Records

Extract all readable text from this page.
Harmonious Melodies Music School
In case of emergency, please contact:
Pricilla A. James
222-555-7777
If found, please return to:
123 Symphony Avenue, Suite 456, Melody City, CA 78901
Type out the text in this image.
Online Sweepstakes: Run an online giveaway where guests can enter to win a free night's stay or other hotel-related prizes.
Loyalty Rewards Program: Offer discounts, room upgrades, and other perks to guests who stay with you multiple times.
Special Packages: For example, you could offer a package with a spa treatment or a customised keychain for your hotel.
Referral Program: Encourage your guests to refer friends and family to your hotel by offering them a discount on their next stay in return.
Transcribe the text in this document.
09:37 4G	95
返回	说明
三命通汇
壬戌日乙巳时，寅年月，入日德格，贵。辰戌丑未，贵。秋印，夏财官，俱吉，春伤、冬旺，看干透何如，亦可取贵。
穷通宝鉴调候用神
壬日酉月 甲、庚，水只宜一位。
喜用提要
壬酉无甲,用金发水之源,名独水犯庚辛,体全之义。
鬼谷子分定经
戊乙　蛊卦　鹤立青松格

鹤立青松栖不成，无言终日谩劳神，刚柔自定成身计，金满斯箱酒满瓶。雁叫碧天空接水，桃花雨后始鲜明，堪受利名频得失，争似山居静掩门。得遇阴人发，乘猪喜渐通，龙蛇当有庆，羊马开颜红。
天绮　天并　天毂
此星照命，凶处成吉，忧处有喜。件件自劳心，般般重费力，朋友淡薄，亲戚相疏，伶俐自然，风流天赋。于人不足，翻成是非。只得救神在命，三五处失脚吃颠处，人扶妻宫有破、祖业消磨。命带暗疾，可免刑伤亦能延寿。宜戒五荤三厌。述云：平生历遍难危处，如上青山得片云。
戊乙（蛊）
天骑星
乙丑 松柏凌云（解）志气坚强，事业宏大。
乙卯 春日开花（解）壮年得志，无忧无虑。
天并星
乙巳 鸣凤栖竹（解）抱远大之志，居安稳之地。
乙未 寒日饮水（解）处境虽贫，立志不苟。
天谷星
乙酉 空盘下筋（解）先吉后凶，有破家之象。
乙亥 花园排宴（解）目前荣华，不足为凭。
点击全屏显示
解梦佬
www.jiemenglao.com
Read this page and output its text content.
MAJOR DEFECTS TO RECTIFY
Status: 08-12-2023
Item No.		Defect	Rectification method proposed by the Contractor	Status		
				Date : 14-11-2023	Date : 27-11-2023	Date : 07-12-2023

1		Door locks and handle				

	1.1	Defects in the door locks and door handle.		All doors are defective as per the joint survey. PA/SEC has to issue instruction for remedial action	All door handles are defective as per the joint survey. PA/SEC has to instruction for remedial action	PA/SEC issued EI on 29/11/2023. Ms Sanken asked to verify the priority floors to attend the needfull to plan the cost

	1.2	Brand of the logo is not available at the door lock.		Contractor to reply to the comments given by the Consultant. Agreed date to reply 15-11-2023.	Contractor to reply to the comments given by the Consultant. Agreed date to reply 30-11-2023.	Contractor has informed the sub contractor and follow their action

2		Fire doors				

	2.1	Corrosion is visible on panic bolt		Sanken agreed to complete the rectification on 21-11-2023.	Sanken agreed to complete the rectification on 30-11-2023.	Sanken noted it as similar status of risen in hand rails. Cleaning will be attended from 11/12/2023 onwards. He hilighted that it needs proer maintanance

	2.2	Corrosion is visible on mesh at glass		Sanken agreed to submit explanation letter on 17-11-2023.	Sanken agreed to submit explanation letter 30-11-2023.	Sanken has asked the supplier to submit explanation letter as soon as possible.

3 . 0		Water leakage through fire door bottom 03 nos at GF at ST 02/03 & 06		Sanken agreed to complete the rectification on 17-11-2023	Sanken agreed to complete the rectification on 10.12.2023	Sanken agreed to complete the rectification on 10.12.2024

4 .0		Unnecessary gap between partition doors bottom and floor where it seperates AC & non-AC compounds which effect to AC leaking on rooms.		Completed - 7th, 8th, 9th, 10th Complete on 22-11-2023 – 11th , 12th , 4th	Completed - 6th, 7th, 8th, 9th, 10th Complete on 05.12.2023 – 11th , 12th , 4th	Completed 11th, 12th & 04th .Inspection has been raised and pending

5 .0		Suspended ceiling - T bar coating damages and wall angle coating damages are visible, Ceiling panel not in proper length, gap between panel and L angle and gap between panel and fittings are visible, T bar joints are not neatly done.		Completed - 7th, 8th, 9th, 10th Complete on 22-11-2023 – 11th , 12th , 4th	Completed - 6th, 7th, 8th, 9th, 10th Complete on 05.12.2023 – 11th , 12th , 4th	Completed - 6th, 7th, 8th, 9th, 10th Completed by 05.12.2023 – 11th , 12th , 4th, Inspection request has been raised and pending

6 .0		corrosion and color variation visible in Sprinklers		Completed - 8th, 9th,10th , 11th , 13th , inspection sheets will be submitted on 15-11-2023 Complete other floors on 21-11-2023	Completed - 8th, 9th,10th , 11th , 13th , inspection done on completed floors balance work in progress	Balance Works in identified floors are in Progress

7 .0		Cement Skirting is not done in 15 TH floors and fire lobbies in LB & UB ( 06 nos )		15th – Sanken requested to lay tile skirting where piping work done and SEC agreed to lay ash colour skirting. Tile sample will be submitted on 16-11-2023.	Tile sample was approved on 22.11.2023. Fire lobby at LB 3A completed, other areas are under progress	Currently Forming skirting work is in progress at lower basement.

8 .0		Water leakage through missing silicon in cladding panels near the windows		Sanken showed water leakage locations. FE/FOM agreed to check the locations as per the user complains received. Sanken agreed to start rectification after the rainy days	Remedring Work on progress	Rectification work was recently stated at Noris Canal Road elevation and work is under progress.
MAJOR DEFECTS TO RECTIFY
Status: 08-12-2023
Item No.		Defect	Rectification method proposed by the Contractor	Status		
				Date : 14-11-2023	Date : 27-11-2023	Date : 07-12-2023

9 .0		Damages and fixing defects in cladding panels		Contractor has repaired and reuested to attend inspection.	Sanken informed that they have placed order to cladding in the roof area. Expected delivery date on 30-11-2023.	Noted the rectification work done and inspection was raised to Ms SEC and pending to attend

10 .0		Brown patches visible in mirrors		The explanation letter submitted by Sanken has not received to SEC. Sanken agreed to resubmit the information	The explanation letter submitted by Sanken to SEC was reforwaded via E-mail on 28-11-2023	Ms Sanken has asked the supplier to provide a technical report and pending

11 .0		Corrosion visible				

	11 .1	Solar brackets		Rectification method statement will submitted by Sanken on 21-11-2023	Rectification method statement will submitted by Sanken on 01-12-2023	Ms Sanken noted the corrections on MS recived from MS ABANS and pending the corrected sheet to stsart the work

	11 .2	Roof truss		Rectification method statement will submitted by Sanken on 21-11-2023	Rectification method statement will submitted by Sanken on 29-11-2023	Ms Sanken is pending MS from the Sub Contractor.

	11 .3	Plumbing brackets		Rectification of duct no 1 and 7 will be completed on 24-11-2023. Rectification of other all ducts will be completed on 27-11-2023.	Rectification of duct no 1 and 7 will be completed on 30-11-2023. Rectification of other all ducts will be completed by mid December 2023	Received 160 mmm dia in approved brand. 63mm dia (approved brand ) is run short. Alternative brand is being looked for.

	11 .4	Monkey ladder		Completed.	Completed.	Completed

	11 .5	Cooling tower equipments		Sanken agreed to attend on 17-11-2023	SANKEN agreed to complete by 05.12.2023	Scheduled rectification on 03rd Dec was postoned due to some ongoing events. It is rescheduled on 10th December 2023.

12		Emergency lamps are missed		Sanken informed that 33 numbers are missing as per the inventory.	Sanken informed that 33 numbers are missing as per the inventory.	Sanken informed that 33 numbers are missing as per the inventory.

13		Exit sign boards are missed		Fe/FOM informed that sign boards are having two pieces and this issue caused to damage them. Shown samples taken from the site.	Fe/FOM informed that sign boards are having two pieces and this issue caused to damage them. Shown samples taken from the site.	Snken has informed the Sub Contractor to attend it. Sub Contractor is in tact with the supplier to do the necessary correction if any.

# Your objective
Respond with nothing but the number of lines in the entries that contain the string "please".

# Complete output
2